» **WRITTEN INSTRUCTION**
Print all the data, keeping every line exactly as it is.

» **AVAILABLE DATA**
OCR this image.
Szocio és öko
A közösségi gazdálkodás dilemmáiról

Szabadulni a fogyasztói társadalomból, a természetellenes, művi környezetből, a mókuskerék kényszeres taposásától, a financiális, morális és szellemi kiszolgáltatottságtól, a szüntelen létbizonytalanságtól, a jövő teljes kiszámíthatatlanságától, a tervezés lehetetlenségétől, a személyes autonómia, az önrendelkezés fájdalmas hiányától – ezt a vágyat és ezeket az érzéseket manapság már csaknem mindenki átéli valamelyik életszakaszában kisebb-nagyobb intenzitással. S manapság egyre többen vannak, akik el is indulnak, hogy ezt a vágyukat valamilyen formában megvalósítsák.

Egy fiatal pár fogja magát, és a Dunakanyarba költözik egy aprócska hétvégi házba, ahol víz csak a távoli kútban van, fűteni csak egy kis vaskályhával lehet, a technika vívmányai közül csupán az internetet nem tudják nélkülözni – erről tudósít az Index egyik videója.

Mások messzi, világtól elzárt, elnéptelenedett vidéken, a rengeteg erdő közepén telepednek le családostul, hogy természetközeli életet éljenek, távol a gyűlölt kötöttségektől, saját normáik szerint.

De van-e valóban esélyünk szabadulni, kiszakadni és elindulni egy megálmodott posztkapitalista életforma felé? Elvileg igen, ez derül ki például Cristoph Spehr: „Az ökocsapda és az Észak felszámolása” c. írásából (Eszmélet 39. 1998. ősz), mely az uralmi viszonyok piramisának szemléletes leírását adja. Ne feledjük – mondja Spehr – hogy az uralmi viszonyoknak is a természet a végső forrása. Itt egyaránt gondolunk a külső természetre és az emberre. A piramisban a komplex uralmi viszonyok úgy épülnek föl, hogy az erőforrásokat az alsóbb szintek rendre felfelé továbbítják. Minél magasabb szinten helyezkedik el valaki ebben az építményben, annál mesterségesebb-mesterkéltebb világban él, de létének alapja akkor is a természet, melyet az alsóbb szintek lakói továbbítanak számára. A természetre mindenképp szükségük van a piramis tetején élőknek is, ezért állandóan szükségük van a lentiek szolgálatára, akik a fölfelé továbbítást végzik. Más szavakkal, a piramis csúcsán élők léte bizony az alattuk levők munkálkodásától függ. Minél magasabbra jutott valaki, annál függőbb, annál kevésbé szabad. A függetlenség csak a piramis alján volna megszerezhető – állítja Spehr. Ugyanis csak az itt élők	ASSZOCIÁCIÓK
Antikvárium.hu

» **CORRECT OUTPUT**
OCR this image.
Szocio és öko
A közösségi gazdálkodás dilemmáiról

Szabadulni a fogyasztói társadalomból, a természetellenes, művi környezetből, a mókuskerék kényszeres taposásától, a financiális, morális és szellemi kiszolgáltatottságtól, a szüntelen létbizonytalanságtól, a jövő teljes kiszámíthatatlanságától, a tervezés lehetetlenségétől, a személyes autonómia, az önrendelkezés fájdalmas hiányától – ezt a vágyat és ezeket az érzéseket manapság már csaknem mindenki átéli valamelyik életszakaszában kisebb-nagyobb intenzitással. S manapság egyre többen vannak, akik el is indulnak, hogy ezt a vágyukat valamilyen formában megvalósítsák.

Egy fiatal pár fogja magát, és a Dunakanyarba költözik egy aprócska hétvégi házba, ahol víz csak a távoli kútban van, fűteni csak egy kis vaskályhával lehet, a technika vívmányai közül csupán az internetet nem tudják nélkülözni – erről tudósít az Index egyik videója.

Mások messzi, világtól elzárt, elnéptelenedett vidéken, a rengeteg erdő közepén telepednek le családostul, hogy természetközeli életet éljenek, távol a gyűlölt kötöttségektől, saját normáik szerint.

De van-e valóban esélyünk szabadulni, kiszakadni és elindulni egy megálmodott posztkapitalista életforma felé? Elvileg igen, ez derül ki például Cristoph Spehr: „Az ökocsapda és az Észak felszámolása” c. írásából (Eszmélet 39. 1998. ősz), mely az uralmi viszonyok piramisának szemléletes leírását adja. Ne feledjük – mondja Spehr – hogy az uralmi viszonyoknak is a természet a végső forrása. Itt egyaránt gondolunk a külső természetre és az emberre. A piramisban a komplex uralmi viszonyok úgy épülnek föl, hogy az erőforrásokat az alsóbb szintek rendre felfelé továbbítják. Minél magasabb szinten helyezkedik el valaki ebben az építményben, annál mesterségesebb-mesterkéltebb világban él, de létének alapja akkor is a természet, melyet az alsóbb szintek lakói továbbítanak számára. A természetre mindenképp szükségük van a piramis tetején élőknek is, ezért állandóan szükségük van a lentiek szolgálatára, akik a fölfelé továbbítást végzik. Más szavakkal, a piramis csúcsán élők léte bizony az alattuk levők munkálkodásától függ. Minél magasabbra jutott valaki, annál függőbb, annál kevésbé szabad. A függetlenség csak a piramis alján volna megszerezhető – állítja Spehr. Ugyanis csak az itt élők	ASSZOCIÁCIÓK
Antikvárium.hu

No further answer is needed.